---- Page text

Regardless of whether redistribution is achieved by collecting more taxes from families with high incomes, levying employment taxes on businesses, providing more subsidies to families with low incomes, or all of the above, an essential consequence is the same: a reduction in the reward for working. In a National Bureau of Economic Research paper issued in August, I quantify the combined effect of the two redistribution waves and higher payroll taxes on the financial reward for working.

The chart nearby shows an index of marginal tax rates for non-elderly household heads and spouses with median earnings potential. The index, a population-weighted average over various ages, occupations, employment decisions (full-time, part-time, multiple jobs, etc.) and family sizes, reflects the extra taxes paid and government benefits forgone as a consequence of working.

--------
---- Records supplied

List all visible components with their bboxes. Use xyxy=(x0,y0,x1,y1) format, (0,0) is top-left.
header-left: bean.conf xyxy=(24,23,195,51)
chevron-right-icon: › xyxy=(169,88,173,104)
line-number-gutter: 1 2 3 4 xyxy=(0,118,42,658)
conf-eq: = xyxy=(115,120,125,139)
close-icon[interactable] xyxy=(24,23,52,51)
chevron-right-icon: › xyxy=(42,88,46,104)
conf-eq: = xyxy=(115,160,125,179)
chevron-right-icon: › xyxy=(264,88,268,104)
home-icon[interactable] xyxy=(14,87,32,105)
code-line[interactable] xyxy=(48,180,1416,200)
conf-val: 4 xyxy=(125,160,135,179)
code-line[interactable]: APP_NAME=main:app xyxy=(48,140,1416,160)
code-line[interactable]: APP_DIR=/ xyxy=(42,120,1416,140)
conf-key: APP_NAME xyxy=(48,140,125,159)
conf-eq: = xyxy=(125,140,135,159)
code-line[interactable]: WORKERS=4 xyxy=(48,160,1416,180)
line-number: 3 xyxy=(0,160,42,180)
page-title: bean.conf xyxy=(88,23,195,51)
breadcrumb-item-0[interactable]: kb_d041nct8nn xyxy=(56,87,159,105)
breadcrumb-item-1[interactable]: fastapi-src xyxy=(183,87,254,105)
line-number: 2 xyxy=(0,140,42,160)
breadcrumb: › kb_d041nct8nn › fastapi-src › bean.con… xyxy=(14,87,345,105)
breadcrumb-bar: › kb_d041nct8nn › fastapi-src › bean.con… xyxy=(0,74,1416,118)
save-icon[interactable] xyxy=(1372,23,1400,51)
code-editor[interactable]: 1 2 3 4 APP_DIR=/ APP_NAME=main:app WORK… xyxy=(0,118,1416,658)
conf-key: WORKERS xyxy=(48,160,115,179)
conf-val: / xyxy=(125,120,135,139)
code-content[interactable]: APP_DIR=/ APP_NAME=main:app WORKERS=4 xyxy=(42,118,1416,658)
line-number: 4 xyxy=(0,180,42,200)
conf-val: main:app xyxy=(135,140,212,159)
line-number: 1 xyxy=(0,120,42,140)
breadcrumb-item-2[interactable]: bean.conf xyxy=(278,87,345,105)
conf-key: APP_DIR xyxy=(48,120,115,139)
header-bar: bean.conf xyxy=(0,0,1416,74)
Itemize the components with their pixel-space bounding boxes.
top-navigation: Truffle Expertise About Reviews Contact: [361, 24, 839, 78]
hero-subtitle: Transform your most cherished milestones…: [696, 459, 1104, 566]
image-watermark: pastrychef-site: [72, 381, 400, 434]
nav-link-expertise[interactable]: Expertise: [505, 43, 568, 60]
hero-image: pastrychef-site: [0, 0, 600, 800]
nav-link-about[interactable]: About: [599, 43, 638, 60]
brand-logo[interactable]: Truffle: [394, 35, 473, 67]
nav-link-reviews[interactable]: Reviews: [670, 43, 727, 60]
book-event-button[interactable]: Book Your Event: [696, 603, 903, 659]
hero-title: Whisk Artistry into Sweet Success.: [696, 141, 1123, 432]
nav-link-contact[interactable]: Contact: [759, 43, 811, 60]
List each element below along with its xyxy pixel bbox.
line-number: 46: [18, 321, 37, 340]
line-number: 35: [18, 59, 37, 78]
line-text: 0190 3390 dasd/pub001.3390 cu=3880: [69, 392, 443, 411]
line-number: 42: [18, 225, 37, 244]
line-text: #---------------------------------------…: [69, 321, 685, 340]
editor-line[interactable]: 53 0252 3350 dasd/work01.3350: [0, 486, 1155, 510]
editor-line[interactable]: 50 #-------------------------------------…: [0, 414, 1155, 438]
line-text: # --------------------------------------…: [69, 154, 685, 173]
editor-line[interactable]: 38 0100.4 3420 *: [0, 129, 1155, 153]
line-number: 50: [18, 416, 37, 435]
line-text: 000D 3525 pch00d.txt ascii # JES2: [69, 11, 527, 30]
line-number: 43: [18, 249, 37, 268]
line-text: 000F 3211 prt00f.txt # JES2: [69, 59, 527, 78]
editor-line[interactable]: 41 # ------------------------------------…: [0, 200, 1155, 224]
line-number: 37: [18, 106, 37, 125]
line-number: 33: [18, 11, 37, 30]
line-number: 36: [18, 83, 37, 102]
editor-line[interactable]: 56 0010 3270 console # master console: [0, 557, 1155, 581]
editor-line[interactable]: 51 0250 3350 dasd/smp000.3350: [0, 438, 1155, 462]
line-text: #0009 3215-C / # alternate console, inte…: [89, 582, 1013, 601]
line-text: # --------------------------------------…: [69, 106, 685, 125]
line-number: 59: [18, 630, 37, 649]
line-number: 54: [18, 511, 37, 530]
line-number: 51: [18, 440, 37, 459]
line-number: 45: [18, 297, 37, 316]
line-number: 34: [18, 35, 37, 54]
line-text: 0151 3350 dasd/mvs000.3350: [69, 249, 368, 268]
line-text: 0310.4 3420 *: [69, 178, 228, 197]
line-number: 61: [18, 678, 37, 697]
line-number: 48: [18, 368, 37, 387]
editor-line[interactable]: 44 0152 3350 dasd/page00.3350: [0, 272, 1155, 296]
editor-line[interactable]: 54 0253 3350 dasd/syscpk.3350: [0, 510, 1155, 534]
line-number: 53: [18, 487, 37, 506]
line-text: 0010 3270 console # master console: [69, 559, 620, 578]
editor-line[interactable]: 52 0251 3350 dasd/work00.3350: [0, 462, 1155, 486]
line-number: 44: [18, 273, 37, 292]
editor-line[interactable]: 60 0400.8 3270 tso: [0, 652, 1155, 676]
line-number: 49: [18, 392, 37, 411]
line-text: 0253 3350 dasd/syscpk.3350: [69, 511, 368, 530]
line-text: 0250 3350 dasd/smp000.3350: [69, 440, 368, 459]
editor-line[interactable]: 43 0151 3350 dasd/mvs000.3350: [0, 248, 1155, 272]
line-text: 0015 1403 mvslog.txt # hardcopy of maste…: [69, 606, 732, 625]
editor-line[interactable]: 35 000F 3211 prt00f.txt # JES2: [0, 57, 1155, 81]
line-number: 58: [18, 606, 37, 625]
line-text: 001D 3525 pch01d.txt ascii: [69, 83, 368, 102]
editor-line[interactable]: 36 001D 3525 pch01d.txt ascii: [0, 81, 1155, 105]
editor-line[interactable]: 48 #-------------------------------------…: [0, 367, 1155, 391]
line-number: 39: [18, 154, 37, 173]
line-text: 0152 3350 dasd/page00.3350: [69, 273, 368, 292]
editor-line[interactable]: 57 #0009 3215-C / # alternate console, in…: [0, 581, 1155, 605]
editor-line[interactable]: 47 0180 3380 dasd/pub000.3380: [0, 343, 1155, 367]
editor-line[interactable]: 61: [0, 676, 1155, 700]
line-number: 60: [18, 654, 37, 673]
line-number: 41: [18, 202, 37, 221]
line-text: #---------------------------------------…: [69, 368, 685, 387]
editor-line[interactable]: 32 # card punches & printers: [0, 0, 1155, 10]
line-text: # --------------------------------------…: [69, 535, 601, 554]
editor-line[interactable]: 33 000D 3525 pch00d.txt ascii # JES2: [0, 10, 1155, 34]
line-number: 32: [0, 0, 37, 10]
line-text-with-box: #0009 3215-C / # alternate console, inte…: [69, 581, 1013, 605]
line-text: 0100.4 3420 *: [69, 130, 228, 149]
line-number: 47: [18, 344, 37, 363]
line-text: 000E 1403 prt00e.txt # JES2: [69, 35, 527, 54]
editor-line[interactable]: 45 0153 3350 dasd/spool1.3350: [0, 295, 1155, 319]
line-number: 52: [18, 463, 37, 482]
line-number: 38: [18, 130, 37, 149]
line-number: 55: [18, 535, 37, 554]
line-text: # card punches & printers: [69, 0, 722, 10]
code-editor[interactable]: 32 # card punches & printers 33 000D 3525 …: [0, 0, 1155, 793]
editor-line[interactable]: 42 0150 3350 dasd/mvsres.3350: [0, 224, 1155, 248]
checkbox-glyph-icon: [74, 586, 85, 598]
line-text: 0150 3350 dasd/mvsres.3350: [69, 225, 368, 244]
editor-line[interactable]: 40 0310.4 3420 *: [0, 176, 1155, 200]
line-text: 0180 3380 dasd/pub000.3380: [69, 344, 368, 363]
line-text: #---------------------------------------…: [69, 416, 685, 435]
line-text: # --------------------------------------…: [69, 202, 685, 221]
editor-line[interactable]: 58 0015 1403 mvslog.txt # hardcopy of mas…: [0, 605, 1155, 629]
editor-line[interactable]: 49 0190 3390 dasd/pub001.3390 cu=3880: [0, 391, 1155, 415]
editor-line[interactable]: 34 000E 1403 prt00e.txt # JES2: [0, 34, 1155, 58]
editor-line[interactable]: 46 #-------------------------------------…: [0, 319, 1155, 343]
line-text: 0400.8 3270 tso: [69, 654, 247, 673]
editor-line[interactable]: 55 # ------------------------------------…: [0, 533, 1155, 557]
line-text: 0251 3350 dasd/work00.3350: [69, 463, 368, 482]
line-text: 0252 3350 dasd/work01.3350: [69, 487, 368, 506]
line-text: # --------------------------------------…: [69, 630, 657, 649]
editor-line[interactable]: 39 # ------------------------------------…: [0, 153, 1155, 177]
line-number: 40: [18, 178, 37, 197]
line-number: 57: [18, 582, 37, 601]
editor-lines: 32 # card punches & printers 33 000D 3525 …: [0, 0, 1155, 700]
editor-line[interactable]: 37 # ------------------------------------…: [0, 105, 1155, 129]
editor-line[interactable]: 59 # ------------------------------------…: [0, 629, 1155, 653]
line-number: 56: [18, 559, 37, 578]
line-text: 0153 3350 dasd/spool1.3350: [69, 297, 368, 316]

--------

Extend the passage on redistribution and the reward for working, starting after its final sentence. The data has no connection to the text on redistribution and the reward for working.

The 2009-10 peak for marginal tax rates comes from various provisions of the "stimulus" programs in the American Recovery and Reinvestment Act of 2009 and the extension of unemployment benefits to 99 weeks in some states. At the end of 2012, the marginal tax rate index reached its lowest value since 2008: 43.9%. A little over a year later (January 2014), the index will be close to 50%, driven up by the expiration of the payroll tax cut and multiple provisions of the Affordable Care Act. The ACA employer penalty, delayed until 2015, adds more than a percentage point in that year alone, while other ACA provisions strengthen their disincentives for the various reasons cited above.
Reuters
The Affordable Care Act signup page on the HealthCare.gov website
By 2016, the index exceeds 50%, which is at least 10 percentage points greater than it was in early 2007.
The 50% rate is even higher than the rates that prevailed when the so-called Recovery and Reinvestment Act's redistribution was at its peak. Without new federal legislation and a departure from the strategy of forcing workers and employers to finance everyone else's health care, the new 50%+ rate will not be a peak, but rather a new normal for tax rates.
To appreciate the added burden that the two redistribution waves put on the labor market, look at what people keep, on average, when they decide to retain or accept a job, or to take on a longer work schedule. Before the recession, a decision to work would benefit public treasuries by an amount equal to 40% of the compensation from the job. The worker and his family got the other 60%.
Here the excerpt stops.